## [REQUIRED WORK]
The listing below should be written out exactly; please include all of it.

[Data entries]
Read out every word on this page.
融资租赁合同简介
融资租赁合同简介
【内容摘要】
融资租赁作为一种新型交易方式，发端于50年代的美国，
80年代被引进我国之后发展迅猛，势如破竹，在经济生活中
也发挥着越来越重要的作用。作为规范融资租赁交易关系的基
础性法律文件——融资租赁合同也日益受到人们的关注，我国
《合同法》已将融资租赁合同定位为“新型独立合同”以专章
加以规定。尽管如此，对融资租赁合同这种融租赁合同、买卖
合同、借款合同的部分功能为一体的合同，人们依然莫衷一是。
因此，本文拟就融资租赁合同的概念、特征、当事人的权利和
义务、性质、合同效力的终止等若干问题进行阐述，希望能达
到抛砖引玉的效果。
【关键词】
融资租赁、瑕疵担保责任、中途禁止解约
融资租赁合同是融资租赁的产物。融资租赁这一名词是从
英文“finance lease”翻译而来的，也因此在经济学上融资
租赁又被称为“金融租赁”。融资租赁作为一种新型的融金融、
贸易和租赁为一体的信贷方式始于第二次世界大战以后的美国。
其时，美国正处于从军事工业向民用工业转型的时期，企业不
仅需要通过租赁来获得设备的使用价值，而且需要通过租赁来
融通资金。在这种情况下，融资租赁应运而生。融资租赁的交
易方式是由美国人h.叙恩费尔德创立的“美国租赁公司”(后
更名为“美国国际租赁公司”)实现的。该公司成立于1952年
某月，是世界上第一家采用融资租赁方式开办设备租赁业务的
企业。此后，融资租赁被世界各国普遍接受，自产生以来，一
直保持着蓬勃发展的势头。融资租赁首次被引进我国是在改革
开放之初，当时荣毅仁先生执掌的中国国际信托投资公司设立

## [PROBLEM SOLUTION]
Read out every word on this page.
融资租赁合同简介
融资租赁合同简介
【内容摘要】
融资租赁作为一种新型交易方式，发端于50年代的美国，
80年代被引进我国之后发展迅猛，势如破竹，在经济生活中
也发挥着越来越重要的作用。作为规范融资租赁交易关系的基
础性法律文件——融资租赁合同也日益受到人们的关注，我国
《合同法》已将融资租赁合同定位为“新型独立合同”以专章
加以规定。尽管如此，对融资租赁合同这种融租赁合同、买卖
合同、借款合同的部分功能为一体的合同，人们依然莫衷一是。
因此，本文拟就融资租赁合同的概念、特征、当事人的权利和
义务、性质、合同效力的终止等若干问题进行阐述，希望能达
到抛砖引玉的效果。
【关键词】
融资租赁、瑕疵担保责任、中途禁止解约
融资租赁合同是融资租赁的产物。融资租赁这一名词是从
英文“finance lease”翻译而来的，也因此在经济学上融资
租赁又被称为“金融租赁”。融资租赁作为一种新型的融金融、
贸易和租赁为一体的信贷方式始于第二次世界大战以后的美国。
其时，美国正处于从军事工业向民用工业转型的时期，企业不
仅需要通过租赁来获得设备的使用价值，而且需要通过租赁来
融通资金。在这种情况下，融资租赁应运而生。融资租赁的交
易方式是由美国人h.叙恩费尔德创立的“美国租赁公司”(后
更名为“美国国际租赁公司”)实现的。该公司成立于1952年
某月，是世界上第一家采用融资租赁方式开办设备租赁业务的
企业。此后，融资租赁被世界各国普遍接受，自产生以来，一
直保持着蓬勃发展的势头。融资租赁首次被引进我国是在改革
开放之初，当时荣毅仁先生执掌的中国国际信托投资公司设立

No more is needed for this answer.